- [Okuma parçası]:
━━━━━━━━
16 Temmuz 1909’da henüz on bir yaşındayken tahta çıkan İran Şâhı Ahmed Şâh Kaçar (21.2.1898-21.2.1930) Büyükada’da kiraladığı bir köşkte mukim olan babası devrik İran Şâhı (slt. 1907-1909) Muhammed Ali Şâh’ı (21.6.1872-5.4.1925) ziyareti yanısıra Sultan Vahideddin’in kızı Sabiha Sultan’la evlenebilmek hevesiyle kız istemeye gelmiş olduğu İstanbul’da 19-27 Ağustos 1919 tarihleri arasında Splendid Palas Oteli’nde konaklamıştı. [bkz. “Splendid Palas’ın Şâhen-Şâhlara Layık Bir Otel Olduğu Doğrudur…”, Adalar Postası-2824 (2.4.2017).]

Ahmed Şah Kaçar Büyükada Splendid Palas’tan ayrılırken, 26.8.1919.

Bir başka deyişle Splendid Palas’ın şahlara şâhen-şâhlara layık olduğu hakikaten de hakikatti.

Splendid Palas.

Balkan Harbi sırasında hastahane olarak tanzim olunarak kullanılan Splendid Palas’ta yatırılan yaralı Osmanlı askerlerine 9 Kasım 1912’de elbise ve sıhhiye memuru gönderilmesine karar verilmişti.
━━━━━━━━
- [Etiketli bölge girdileri]:
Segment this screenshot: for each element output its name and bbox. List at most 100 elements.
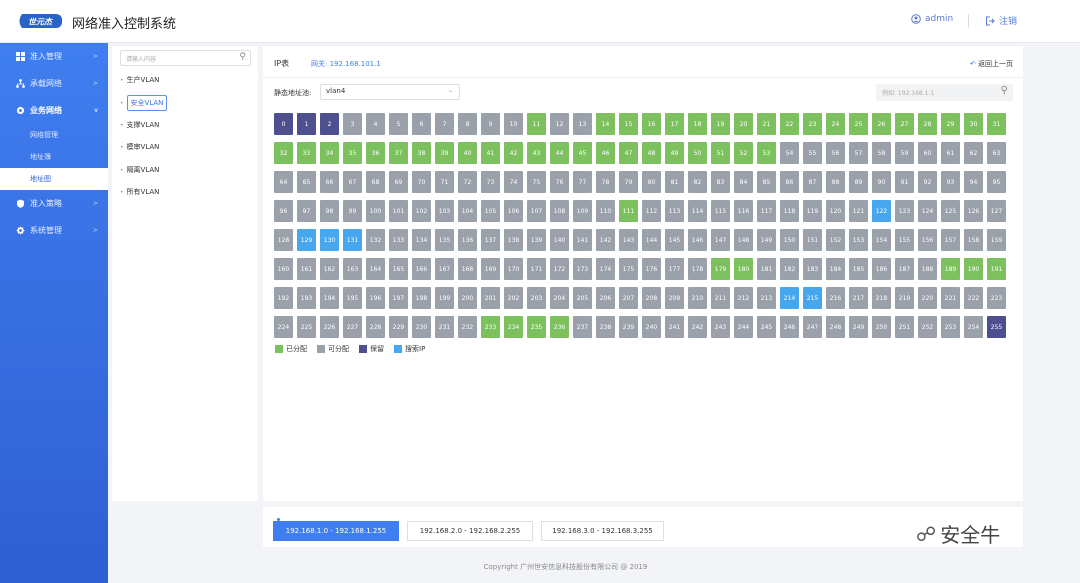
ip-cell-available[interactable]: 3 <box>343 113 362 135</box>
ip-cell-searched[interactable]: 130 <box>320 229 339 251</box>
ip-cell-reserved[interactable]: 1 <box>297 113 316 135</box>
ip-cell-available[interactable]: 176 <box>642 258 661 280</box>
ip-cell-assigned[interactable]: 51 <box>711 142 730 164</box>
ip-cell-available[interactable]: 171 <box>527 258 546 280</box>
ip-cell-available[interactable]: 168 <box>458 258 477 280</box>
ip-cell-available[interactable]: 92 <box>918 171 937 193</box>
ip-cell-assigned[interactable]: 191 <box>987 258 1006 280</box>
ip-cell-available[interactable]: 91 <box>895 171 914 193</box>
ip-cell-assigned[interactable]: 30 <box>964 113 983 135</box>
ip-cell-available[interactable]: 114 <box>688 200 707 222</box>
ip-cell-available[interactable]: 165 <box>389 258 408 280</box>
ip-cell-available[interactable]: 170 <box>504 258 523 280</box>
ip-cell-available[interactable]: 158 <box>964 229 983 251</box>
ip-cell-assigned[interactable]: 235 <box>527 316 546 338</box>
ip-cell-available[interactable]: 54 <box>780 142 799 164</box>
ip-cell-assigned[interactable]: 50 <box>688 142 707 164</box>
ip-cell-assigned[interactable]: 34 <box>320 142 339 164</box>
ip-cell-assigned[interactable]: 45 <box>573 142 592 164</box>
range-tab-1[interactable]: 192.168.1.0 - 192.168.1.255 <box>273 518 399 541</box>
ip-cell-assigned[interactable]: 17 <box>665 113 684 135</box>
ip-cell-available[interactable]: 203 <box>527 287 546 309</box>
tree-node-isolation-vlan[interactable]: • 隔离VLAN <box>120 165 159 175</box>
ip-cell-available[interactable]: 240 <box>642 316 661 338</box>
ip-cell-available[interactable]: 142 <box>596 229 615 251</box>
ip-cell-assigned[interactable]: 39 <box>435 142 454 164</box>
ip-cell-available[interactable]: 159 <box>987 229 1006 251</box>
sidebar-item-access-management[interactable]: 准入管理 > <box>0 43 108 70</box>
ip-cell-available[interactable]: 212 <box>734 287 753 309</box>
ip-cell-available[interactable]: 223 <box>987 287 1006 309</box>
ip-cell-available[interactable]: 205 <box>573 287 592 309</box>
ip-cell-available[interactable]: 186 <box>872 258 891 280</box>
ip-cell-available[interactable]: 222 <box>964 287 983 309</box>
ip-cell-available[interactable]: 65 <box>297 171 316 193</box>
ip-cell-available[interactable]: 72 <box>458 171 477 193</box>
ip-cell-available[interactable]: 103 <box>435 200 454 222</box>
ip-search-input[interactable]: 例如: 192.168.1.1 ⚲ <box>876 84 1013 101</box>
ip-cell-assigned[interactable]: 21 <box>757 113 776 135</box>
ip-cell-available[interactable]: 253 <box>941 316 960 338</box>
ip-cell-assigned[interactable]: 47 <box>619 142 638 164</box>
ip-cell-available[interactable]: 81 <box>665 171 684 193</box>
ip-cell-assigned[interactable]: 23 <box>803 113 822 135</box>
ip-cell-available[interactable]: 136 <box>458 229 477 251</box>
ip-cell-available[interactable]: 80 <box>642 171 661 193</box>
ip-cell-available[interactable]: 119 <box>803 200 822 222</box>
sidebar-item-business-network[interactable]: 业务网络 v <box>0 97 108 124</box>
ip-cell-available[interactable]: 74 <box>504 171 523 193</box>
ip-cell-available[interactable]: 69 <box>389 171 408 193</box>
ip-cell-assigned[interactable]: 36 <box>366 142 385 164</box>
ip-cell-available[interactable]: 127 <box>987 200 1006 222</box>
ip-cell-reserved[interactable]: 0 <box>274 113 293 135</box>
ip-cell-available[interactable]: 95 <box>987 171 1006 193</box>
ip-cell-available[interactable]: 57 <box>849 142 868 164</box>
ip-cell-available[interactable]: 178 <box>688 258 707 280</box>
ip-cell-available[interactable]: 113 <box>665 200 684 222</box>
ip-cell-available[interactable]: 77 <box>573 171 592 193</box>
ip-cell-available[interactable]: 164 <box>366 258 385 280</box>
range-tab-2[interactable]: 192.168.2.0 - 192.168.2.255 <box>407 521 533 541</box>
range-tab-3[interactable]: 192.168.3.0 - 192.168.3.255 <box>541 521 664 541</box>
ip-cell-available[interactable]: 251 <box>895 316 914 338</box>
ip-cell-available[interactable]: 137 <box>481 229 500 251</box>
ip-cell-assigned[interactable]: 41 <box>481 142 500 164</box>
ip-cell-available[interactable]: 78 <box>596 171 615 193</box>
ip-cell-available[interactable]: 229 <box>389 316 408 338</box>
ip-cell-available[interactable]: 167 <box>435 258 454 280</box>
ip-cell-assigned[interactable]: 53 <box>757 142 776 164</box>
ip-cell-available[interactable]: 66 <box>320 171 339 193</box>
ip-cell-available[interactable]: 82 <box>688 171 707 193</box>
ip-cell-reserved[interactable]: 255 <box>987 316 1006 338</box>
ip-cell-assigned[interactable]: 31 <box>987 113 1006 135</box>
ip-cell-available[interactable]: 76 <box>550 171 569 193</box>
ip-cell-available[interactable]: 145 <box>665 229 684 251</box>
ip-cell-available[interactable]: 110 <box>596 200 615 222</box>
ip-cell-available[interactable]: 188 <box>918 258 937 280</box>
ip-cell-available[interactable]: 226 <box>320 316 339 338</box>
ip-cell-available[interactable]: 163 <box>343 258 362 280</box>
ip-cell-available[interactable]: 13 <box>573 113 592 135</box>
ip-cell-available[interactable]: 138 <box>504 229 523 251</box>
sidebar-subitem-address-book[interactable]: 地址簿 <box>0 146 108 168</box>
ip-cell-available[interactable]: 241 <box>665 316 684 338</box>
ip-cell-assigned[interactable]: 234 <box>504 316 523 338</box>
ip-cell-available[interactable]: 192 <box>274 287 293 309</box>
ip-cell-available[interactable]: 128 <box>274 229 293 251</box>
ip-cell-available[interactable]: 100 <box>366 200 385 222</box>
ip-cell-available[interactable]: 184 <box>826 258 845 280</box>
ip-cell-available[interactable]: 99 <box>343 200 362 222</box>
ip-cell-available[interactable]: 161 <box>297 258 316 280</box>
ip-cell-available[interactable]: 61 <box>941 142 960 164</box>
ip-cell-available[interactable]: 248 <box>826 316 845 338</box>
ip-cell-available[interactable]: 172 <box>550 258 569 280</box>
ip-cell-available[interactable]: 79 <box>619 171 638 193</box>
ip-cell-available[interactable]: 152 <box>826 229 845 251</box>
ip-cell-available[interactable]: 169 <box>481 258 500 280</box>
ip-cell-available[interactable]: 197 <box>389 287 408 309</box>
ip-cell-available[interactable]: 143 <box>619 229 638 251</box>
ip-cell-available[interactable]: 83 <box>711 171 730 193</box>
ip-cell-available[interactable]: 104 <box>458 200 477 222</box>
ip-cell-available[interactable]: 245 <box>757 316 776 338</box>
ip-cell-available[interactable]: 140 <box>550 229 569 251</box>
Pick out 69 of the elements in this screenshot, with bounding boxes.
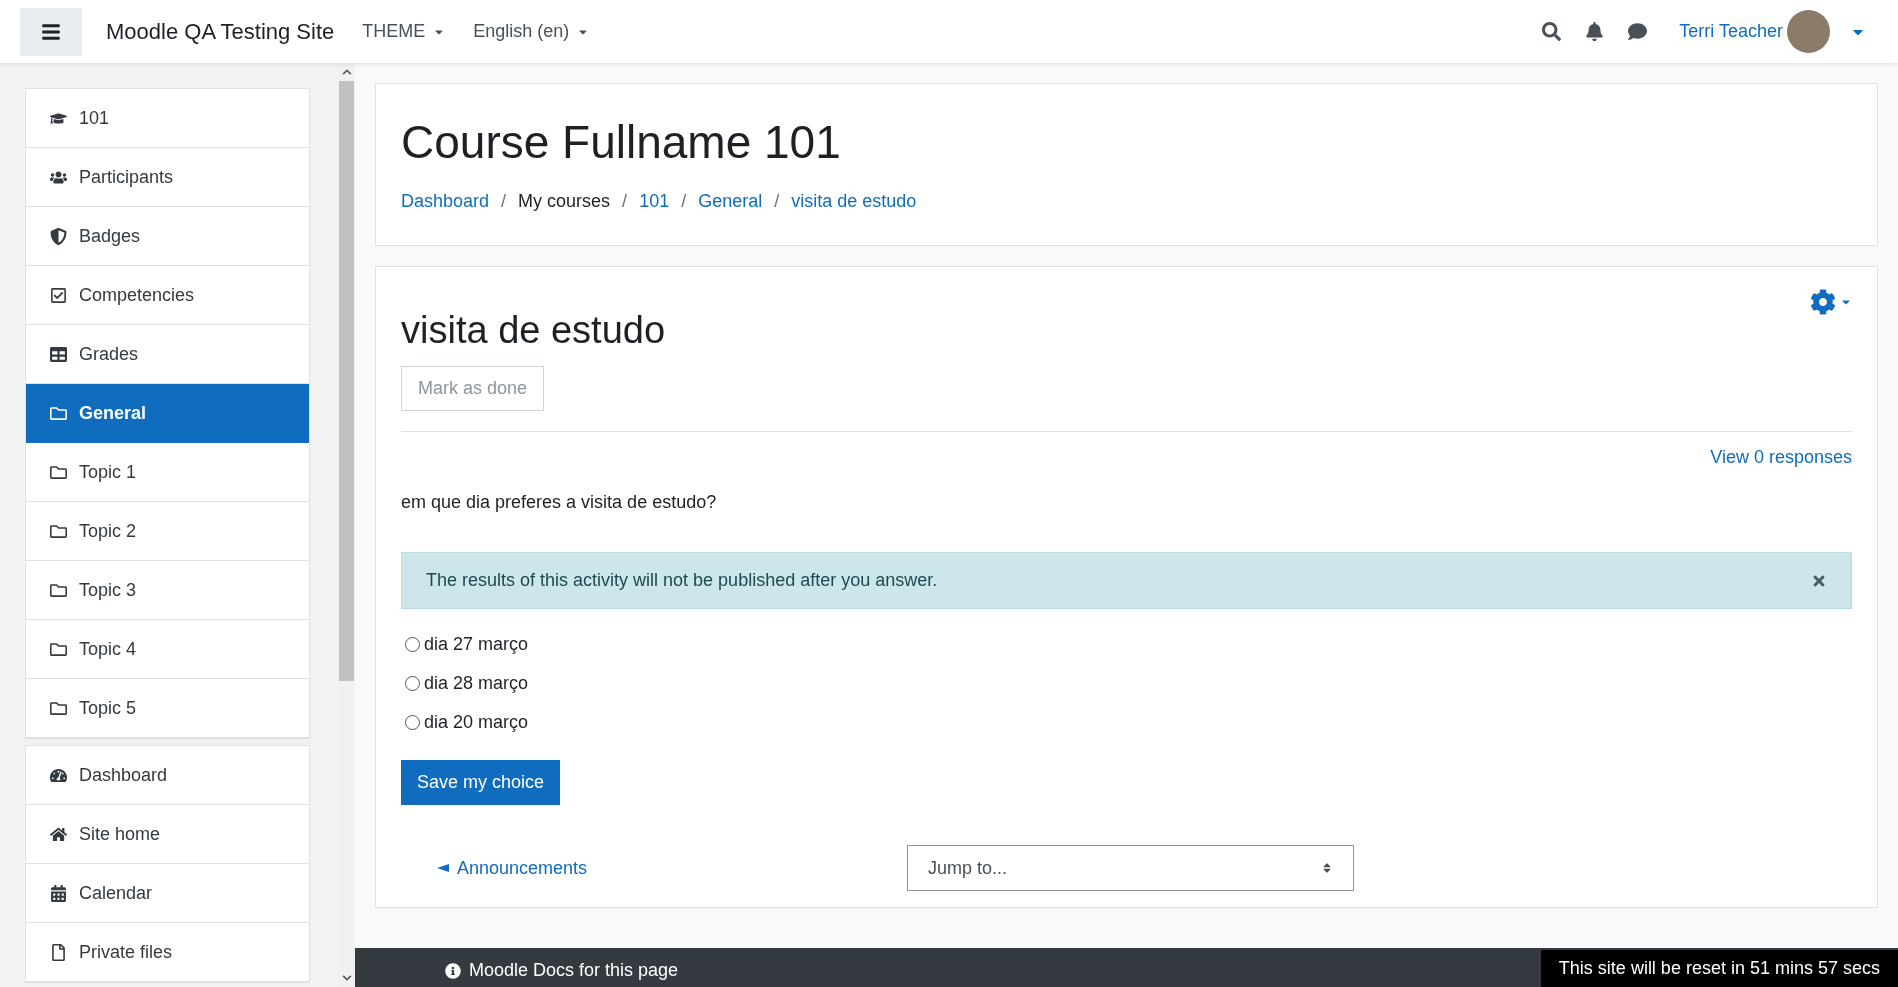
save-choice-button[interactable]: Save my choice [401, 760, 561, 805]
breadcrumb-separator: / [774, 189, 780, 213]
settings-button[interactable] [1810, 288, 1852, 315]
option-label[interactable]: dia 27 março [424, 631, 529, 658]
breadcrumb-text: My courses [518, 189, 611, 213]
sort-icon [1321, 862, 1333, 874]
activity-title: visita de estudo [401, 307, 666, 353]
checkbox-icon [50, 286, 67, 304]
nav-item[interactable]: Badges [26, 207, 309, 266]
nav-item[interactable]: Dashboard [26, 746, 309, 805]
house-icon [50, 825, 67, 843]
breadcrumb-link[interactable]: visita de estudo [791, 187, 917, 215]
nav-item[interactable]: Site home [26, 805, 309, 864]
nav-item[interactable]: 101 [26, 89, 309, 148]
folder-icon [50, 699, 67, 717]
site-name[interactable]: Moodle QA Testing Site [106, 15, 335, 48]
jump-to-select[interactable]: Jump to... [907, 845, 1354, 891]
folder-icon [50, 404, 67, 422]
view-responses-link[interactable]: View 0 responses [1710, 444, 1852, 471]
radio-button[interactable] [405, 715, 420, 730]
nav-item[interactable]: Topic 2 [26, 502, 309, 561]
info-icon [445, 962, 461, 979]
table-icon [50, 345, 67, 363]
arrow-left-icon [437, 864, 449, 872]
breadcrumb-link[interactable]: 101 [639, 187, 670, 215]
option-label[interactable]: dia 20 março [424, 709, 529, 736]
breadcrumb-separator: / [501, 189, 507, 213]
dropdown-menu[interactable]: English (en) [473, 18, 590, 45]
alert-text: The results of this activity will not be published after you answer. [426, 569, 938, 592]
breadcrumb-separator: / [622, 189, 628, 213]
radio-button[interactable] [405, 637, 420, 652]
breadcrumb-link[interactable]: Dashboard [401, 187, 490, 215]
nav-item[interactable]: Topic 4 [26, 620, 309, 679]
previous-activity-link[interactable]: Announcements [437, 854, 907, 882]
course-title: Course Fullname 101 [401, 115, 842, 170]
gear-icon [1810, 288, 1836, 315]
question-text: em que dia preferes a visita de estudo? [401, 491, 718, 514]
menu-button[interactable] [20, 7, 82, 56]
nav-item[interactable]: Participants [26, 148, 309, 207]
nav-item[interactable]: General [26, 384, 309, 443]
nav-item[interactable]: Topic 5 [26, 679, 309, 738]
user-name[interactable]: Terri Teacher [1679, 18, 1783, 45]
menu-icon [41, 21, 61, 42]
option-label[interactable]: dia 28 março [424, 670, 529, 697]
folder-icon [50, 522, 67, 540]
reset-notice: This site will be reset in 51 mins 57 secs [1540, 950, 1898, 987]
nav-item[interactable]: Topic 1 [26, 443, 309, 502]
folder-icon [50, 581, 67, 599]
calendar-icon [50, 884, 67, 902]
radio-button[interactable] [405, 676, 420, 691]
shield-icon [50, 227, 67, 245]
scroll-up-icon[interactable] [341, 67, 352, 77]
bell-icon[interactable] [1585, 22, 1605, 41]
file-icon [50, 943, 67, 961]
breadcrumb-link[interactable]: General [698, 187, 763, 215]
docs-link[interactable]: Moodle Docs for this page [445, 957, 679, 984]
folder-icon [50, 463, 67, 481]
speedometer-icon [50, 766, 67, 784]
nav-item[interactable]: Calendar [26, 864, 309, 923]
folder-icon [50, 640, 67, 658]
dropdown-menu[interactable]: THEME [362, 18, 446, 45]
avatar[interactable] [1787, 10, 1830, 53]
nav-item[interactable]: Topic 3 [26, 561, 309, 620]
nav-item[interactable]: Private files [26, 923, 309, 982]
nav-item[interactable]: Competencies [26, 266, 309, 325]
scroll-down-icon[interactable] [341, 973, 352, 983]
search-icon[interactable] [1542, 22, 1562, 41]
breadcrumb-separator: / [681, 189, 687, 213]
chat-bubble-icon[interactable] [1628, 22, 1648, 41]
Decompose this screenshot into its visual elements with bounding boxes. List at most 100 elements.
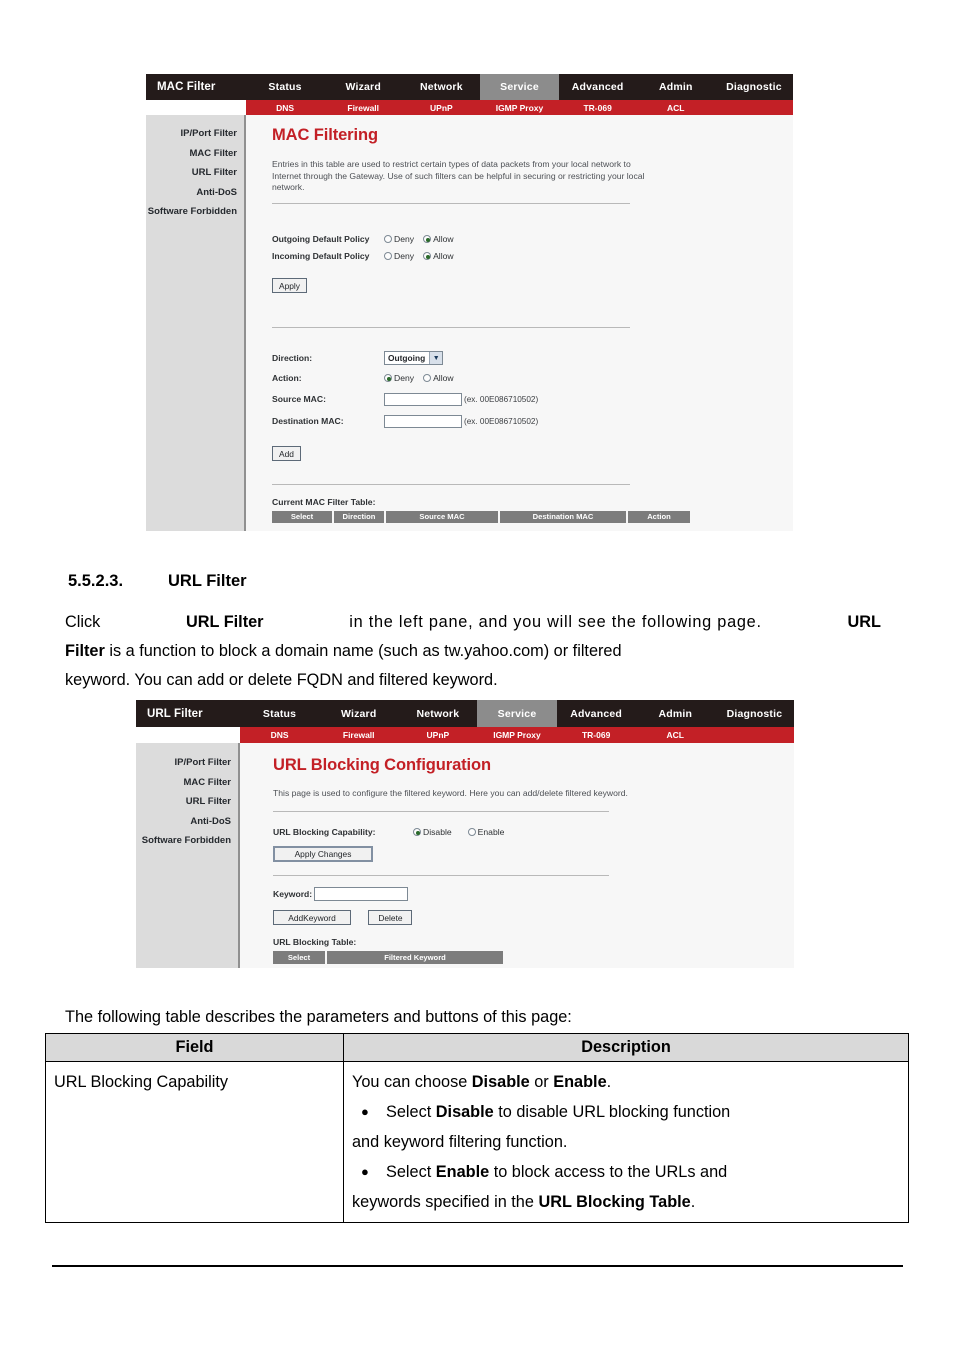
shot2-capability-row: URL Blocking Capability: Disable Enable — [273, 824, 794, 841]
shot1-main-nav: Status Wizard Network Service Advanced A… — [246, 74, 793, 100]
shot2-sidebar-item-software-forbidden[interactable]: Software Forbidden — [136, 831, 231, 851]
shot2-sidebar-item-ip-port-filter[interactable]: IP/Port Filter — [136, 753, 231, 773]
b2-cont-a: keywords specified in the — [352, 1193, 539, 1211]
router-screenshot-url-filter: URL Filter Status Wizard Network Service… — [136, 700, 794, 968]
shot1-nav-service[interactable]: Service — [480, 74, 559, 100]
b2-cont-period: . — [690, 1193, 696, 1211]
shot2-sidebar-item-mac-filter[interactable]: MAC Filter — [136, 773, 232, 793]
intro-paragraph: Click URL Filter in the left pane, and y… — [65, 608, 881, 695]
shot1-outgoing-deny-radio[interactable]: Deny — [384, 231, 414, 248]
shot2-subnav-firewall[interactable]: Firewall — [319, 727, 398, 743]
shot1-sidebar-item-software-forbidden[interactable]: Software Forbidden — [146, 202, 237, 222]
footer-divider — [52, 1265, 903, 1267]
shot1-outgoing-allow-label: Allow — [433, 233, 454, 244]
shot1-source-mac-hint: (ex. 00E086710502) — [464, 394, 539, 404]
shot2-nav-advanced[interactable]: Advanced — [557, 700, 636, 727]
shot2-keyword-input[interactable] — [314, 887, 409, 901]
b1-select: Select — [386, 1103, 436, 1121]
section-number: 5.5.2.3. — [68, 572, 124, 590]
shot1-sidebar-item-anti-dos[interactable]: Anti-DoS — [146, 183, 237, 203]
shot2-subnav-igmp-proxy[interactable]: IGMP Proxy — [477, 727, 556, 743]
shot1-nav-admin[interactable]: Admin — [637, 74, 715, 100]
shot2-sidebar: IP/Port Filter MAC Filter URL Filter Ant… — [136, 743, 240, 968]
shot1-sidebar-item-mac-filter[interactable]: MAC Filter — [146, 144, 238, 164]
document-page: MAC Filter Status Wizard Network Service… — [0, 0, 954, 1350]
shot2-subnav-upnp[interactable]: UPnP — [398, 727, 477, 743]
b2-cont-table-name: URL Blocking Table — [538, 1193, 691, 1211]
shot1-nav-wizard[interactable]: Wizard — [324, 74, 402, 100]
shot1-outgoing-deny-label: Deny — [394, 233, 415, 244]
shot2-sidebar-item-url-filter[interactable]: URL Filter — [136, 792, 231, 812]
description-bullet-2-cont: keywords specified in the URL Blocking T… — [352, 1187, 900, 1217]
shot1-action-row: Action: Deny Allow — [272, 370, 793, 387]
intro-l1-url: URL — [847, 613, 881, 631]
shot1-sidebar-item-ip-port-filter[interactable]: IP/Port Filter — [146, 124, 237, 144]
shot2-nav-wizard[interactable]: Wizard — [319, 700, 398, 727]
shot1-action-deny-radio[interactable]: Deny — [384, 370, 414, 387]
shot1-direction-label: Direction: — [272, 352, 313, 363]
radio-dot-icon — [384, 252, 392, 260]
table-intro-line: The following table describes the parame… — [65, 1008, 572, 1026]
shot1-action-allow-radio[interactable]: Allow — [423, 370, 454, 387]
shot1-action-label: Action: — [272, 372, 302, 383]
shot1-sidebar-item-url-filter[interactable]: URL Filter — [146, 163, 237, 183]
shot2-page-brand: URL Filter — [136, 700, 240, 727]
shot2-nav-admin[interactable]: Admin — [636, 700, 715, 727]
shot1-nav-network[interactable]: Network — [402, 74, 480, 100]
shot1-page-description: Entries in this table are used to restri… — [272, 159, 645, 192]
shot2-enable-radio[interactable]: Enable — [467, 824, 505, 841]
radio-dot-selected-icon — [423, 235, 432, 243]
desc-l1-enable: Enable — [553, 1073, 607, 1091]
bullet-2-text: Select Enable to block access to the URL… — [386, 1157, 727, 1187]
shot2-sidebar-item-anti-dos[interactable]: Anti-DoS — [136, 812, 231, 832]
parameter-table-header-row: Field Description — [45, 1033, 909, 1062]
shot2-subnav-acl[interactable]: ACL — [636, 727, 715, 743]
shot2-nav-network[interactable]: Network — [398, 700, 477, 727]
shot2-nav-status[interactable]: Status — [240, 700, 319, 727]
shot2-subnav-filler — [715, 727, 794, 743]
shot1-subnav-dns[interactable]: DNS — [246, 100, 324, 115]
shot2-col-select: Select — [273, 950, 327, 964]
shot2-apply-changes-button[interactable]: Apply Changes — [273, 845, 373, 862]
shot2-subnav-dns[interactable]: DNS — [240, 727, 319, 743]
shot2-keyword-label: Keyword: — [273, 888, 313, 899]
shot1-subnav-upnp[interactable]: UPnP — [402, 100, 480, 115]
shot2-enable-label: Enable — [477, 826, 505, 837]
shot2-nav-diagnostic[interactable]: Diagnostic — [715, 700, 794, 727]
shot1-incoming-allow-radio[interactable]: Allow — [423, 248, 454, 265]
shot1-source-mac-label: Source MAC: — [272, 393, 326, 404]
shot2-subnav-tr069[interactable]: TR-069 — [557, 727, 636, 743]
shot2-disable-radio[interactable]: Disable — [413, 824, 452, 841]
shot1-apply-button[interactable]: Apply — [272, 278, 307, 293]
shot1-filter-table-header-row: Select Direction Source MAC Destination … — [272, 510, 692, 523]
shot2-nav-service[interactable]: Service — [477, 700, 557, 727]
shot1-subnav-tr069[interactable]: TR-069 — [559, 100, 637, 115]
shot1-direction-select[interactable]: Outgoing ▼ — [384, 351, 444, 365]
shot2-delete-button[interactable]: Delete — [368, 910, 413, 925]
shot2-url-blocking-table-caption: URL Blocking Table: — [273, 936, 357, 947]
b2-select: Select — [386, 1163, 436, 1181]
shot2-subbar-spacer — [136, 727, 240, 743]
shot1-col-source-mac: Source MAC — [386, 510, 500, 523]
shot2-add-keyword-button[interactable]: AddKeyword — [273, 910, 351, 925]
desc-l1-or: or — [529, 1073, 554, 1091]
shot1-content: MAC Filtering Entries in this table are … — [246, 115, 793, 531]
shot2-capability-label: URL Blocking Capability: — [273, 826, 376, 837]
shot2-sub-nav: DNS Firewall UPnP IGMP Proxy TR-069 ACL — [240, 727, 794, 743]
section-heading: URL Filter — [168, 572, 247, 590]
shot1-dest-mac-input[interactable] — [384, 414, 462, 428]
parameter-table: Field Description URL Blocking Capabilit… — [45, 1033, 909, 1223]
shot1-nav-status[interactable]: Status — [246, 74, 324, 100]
━━━━━━━━
- [Yapılacaklar]:
a: Şu ifadeler Splendid Palas metniyle uyuşuyor mu? Her biri için evet ya da hayır deyin ve metinden belirleyici sözcükleri aynen alıntılayın. (i) Ahmed Şâh Kaçar tahta çıktığında on bir yaşındaydı. (ii) Ahmed Şâh 1919'daki İstanbul ziyaretinde babasının Büyükada'daki köşkünde konakladı. (iii) Splendid Palas, Balkan Harbi sırasında hastahane olarak kullanıldı.
b: Splendid Palas metnini son cümlesinden sonra devam ettirebilir misiniz?

- [Sırayla sonuçlar]:
a:
(i) Evet: "16 Temmuz 1909’da henüz on bir yaşındayken tahta çıkan"
(ii) Hayır: "19-27 Ağustos 1919 tarihleri arasında Splendid Palas Oteli’nde konaklamıştı."
(iii) Evet: "Balkan Harbi sırasında hastahane olarak tanzim olunarak kullanılan Splendid Palas’ta"

b:
9 Ekim 1921 Pazar günü saat 14:00’te Dârülelhân (Kadınlar Konservatuvarı) Fasıl Hey’eti tarafından Malûl Gaziler (Malûlin-i Guzzat) yararına Splendid Palas’ta Türk Musikisi konseri verilmişti. Üç fasıldan ibaret olan konser programında Sultan III. Selim, Sultan II. Mahmud, Itrî, Dede Efendi, Arifi Hasan Ağa, Ziya Paşa, Tamburi Numan Ağa, Hanende Manuk Ağa, Hacı Arif Bey, Miskalî, Mahmud Celâleddin Paşa ve Hanende Andon Efendi’nin besteleri çalınmıştı.

16 Eylül 1922 Cumartesi günü saat 22:00’de harpist Bayan Helen Mehrabyan tarafından verilen konsere, Moskova Operası kadın sanatçılarından soprano Yagovleva, keman virtüözü Mişel Serpolov ve Prof. Braka eşlik etmişlerdi.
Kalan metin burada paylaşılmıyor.